Problem.
Your task is to repeat the listing exactly.

Material for the task.
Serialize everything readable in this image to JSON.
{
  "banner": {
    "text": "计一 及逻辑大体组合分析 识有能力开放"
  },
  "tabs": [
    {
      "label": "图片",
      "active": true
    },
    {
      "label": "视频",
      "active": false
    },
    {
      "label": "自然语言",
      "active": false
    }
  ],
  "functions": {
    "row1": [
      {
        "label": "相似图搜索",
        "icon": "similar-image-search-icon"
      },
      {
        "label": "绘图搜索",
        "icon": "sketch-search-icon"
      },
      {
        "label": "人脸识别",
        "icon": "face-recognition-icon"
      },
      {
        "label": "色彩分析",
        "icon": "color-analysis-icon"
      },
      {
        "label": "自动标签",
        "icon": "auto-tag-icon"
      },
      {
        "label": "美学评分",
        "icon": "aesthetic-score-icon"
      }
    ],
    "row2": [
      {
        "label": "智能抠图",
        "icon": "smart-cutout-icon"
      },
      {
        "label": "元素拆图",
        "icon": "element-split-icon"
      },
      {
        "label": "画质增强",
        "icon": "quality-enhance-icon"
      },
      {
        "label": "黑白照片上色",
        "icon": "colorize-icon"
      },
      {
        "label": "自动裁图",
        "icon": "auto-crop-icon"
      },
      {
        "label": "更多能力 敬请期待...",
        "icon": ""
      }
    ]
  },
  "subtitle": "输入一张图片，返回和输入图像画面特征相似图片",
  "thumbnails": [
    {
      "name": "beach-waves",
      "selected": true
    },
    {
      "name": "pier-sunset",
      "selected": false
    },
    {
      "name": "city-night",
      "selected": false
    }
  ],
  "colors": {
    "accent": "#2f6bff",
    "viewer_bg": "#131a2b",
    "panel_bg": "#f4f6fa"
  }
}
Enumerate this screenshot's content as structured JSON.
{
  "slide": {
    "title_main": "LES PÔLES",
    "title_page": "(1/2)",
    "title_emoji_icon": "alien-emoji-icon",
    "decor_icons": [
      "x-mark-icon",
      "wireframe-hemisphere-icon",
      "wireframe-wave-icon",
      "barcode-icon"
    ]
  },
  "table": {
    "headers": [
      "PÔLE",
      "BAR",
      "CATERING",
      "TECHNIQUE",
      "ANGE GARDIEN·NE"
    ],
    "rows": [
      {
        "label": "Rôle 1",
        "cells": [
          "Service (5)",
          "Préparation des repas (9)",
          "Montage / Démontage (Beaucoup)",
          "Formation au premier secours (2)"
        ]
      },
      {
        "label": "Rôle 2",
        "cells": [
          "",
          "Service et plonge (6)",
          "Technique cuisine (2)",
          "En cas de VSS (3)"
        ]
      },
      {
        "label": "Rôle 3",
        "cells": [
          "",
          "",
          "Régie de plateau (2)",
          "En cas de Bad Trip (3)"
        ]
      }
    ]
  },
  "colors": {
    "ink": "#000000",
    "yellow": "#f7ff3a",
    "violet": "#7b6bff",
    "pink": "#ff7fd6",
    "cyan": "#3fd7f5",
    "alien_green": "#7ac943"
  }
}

The output.
Serialize everything readable in this image to JSON.
{
  "banner": {
    "text": "计一 及逻辑大体组合分析 识有能力开放"
  },
  "tabs": [
    {
      "label": "图片",
      "active": true
    },
    {
      "label": "视频",
      "active": false
    },
    {
      "label": "自然语言",
      "active": false
    }
  ],
  "functions": {
    "row1": [
      {
        "label": "相似图搜索",
        "icon": "similar-image-search-icon"
      },
      {
        "label": "绘图搜索",
        "icon": "sketch-search-icon"
      },
      {
        "label": "人脸识别",
        "icon": "face-recognition-icon"
      },
      {
        "label": "色彩分析",
        "icon": "color-analysis-icon"
      },
      {
        "label": "自动标签",
        "icon": "auto-tag-icon"
      },
      {
        "label": "美学评分",
        "icon": "aesthetic-score-icon"
      }
    ],
    "row2": [
      {
        "label": "智能抠图",
        "icon": "smart-cutout-icon"
      },
      {
        "label": "元素拆图",
        "icon": "element-split-icon"
      },
      {
        "label": "画质增强",
        "icon": "quality-enhance-icon"
      },
      {
        "label": "黑白照片上色",
        "icon": "colorize-icon"
      },
      {
        "label": "自动裁图",
        "icon": "auto-crop-icon"
      },
      {
        "label": "更多能力 敬请期待...",
        "icon": ""
      }
    ]
  },
  "subtitle": "输入一张图片，返回和输入图像画面特征相似图片",
  "thumbnails": [
    {
      "name": "beach-waves",
      "selected": true
    },
    {
      "name": "pier-sunset",
      "selected": false
    },
    {
      "name": "city-night",
      "selected": false
    }
  ],
  "colors": {
    "accent": "#2f6bff",
    "viewer_bg": "#131a2b",
    "panel_bg": "#f4f6fa"
  }
}
Enumerate this screenshot's content as structured JSON.
{
  "slide": {
    "title_main": "LES PÔLES",
    "title_page": "(1/2)",
    "title_emoji_icon": "alien-emoji-icon",
    "decor_icons": [
      "x-mark-icon",
      "wireframe-hemisphere-icon",
      "wireframe-wave-icon",
      "barcode-icon"
    ]
  },
  "table": {
    "headers": [
      "PÔLE",
      "BAR",
      "CATERING",
      "TECHNIQUE",
      "ANGE GARDIEN·NE"
    ],
    "rows": [
      {
        "label": "Rôle 1",
        "cells": [
          "Service (5)",
          "Préparation des repas (9)",
          "Montage / Démontage (Beaucoup)",
          "Formation au premier secours (2)"
        ]
      },
      {
        "label": "Rôle 2",
        "cells": [
          "",
          "Service et plonge (6)",
          "Technique cuisine (2)",
          "En cas de VSS (3)"
        ]
      },
      {
        "label": "Rôle 3",
        "cells": [
          "",
          "",
          "Régie de plateau (2)",
          "En cas de Bad Trip (3)"
        ]
      }
    ]
  },
  "colors": {
    "ink": "#000000",
    "yellow": "#f7ff3a",
    "violet": "#7b6bff",
    "pink": "#ff7fd6",
    "cyan": "#3fd7f5",
    "alien_green": "#7ac943"
  }
}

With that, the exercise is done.